**Written exercise:**
Extract the lines that carry the string "gszb" from the listing.

**Provided information:**
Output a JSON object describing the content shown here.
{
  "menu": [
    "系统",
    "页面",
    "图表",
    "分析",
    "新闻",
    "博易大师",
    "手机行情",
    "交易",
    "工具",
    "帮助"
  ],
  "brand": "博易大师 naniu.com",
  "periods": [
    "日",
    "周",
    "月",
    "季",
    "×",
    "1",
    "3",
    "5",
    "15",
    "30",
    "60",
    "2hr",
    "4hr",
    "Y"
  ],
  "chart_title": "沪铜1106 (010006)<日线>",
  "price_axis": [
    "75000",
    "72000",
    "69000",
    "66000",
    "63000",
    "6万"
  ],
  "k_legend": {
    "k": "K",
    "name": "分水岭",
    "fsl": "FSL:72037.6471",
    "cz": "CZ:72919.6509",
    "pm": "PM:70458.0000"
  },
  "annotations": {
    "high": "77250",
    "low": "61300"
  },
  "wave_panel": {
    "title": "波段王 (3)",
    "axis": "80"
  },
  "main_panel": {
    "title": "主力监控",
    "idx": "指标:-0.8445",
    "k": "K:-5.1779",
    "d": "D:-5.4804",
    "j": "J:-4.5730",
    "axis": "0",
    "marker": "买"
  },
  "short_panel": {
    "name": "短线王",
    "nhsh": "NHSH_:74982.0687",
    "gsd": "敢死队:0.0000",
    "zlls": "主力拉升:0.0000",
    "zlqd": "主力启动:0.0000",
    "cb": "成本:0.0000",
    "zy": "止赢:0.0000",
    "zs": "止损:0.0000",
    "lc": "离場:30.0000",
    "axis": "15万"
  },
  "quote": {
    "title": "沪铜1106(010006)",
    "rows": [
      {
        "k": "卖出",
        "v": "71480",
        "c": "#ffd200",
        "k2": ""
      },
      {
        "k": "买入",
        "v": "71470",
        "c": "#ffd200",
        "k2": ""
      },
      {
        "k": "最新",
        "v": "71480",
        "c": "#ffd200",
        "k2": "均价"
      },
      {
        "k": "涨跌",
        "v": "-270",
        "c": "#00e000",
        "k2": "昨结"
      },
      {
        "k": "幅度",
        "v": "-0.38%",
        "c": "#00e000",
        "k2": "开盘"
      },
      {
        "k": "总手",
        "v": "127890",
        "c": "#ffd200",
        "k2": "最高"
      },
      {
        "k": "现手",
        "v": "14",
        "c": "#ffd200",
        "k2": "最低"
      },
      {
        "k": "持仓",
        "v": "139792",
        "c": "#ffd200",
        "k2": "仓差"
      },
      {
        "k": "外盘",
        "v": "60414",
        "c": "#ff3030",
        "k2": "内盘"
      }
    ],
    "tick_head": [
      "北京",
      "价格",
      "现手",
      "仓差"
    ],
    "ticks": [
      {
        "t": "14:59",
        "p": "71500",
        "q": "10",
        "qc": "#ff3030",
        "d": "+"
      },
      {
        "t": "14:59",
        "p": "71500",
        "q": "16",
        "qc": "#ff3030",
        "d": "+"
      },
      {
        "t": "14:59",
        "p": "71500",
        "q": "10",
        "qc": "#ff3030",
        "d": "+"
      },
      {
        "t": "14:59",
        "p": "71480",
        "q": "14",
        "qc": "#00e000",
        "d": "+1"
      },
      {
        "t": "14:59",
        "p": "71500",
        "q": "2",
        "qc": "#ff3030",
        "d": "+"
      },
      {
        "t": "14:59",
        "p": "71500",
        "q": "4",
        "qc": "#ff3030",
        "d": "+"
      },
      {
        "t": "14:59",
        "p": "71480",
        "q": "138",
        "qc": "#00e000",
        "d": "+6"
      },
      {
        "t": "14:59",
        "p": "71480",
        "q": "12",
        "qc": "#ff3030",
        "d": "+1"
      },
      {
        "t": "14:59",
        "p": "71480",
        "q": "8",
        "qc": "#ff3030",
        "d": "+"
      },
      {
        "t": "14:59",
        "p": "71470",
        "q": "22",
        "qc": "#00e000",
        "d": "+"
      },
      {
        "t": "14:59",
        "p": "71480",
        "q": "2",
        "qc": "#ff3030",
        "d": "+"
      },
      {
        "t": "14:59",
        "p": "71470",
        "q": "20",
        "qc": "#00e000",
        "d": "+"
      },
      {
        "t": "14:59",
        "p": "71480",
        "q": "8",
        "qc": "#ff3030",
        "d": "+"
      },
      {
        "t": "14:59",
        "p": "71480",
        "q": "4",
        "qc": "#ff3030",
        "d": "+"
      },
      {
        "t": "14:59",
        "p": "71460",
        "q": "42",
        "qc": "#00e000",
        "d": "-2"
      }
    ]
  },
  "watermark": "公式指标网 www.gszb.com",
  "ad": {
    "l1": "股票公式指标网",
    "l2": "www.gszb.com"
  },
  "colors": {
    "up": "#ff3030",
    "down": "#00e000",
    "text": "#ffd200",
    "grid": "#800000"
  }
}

**Expected output:**
  "watermark": "公式指标网 www.gszb.com",
    "l2": "www.gszb.com"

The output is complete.